## [WHAT TO PRODUCE]
The records underneath are to be repeated exactly, with the pictures left out.

## [DATASET ENTRIES]
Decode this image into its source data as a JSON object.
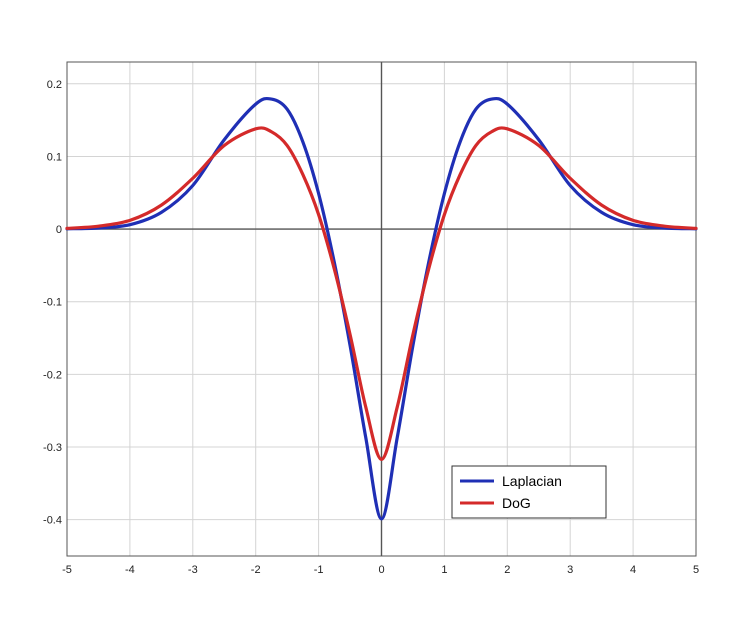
{
  "chart_data": {
    "type": "line",
    "title": "",
    "xlabel": "",
    "ylabel": "",
    "xlim": [
      -5,
      5
    ],
    "ylim": [
      -0.45,
      0.23
    ],
    "grid": true,
    "legend_position": "bottom-right",
    "x_ticks": [
      -5,
      -4,
      -3,
      -2,
      -1,
      0,
      1,
      2,
      3,
      4,
      5
    ],
    "x_tick_labels": [
      "-5",
      "-4",
      "-3",
      "-2",
      "-1",
      "0",
      "1",
      "2",
      "3",
      "4",
      "5"
    ],
    "y_ticks": [
      0.2,
      0.1,
      0,
      -0.1,
      -0.2,
      -0.3,
      -0.4
    ],
    "y_tick_labels": [
      "0.2",
      "0.1",
      "0",
      "-0.1",
      "-0.2",
      "-0.3",
      "-0.4"
    ],
    "x": [
      -5,
      -4.5,
      -4,
      -3.5,
      -3,
      -2.5,
      -2,
      -1.75,
      -1.5,
      -1.25,
      -1,
      -0.75,
      -0.5,
      -0.25,
      0,
      0.25,
      0.5,
      0.75,
      1,
      1.25,
      1.5,
      1.75,
      2,
      2.5,
      3,
      3.5,
      4,
      4.5,
      5
    ],
    "series": [
      {
        "name": "Laplacian",
        "color": "#1f2fb5",
        "values": [
          0.0004,
          0.0015,
          0.006,
          0.023,
          0.06,
          0.123,
          0.172,
          0.179,
          0.165,
          0.12,
          0.049,
          -0.046,
          -0.16,
          -0.287,
          -0.399,
          -0.287,
          -0.16,
          -0.046,
          0.049,
          0.12,
          0.165,
          0.179,
          0.172,
          0.123,
          0.06,
          0.023,
          0.006,
          0.0015,
          0.0004
        ]
      },
      {
        "name": "DoG",
        "color": "#d42a2a",
        "values": [
          0.001,
          0.004,
          0.012,
          0.033,
          0.07,
          0.115,
          0.138,
          0.134,
          0.115,
          0.075,
          0.02,
          -0.055,
          -0.145,
          -0.245,
          -0.317,
          -0.245,
          -0.145,
          -0.055,
          0.02,
          0.075,
          0.115,
          0.134,
          0.138,
          0.115,
          0.07,
          0.033,
          0.012,
          0.004,
          0.001
        ]
      }
    ]
  }
}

## [RESPONSE TO THIS EXERCISE]
Decode this image into its source data as a JSON object.
{
  "chart_data": {
    "type": "line",
    "title": "",
    "xlabel": "",
    "ylabel": "",
    "xlim": [
      -5,
      5
    ],
    "ylim": [
      -0.45,
      0.23
    ],
    "grid": true,
    "legend_position": "bottom-right",
    "x_ticks": [
      -5,
      -4,
      -3,
      -2,
      -1,
      0,
      1,
      2,
      3,
      4,
      5
    ],
    "x_tick_labels": [
      "-5",
      "-4",
      "-3",
      "-2",
      "-1",
      "0",
      "1",
      "2",
      "3",
      "4",
      "5"
    ],
    "y_ticks": [
      0.2,
      0.1,
      0,
      -0.1,
      -0.2,
      -0.3,
      -0.4
    ],
    "y_tick_labels": [
      "0.2",
      "0.1",
      "0",
      "-0.1",
      "-0.2",
      "-0.3",
      "-0.4"
    ],
    "x": [
      -5,
      -4.5,
      -4,
      -3.5,
      -3,
      -2.5,
      -2,
      -1.75,
      -1.5,
      -1.25,
      -1,
      -0.75,
      -0.5,
      -0.25,
      0,
      0.25,
      0.5,
      0.75,
      1,
      1.25,
      1.5,
      1.75,
      2,
      2.5,
      3,
      3.5,
      4,
      4.5,
      5
    ],
    "series": [
      {
        "name": "Laplacian",
        "color": "#1f2fb5",
        "values": [
          0.0004,
          0.0015,
          0.006,
          0.023,
          0.06,
          0.123,
          0.172,
          0.179,
          0.165,
          0.12,
          0.049,
          -0.046,
          -0.16,
          -0.287,
          -0.399,
          -0.287,
          -0.16,
          -0.046,
          0.049,
          0.12,
          0.165,
          0.179,
          0.172,
          0.123,
          0.06,
          0.023,
          0.006,
          0.0015,
          0.0004
        ]
      },
      {
        "name": "DoG",
        "color": "#d42a2a",
        "values": [
          0.001,
          0.004,
          0.012,
          0.033,
          0.07,
          0.115,
          0.138,
          0.134,
          0.115,
          0.075,
          0.02,
          -0.055,
          -0.145,
          -0.245,
          -0.317,
          -0.245,
          -0.145,
          -0.055,
          0.02,
          0.075,
          0.115,
          0.134,
          0.138,
          0.115,
          0.07,
          0.033,
          0.012,
          0.004,
          0.001
        ]
      }
    ]
  }
}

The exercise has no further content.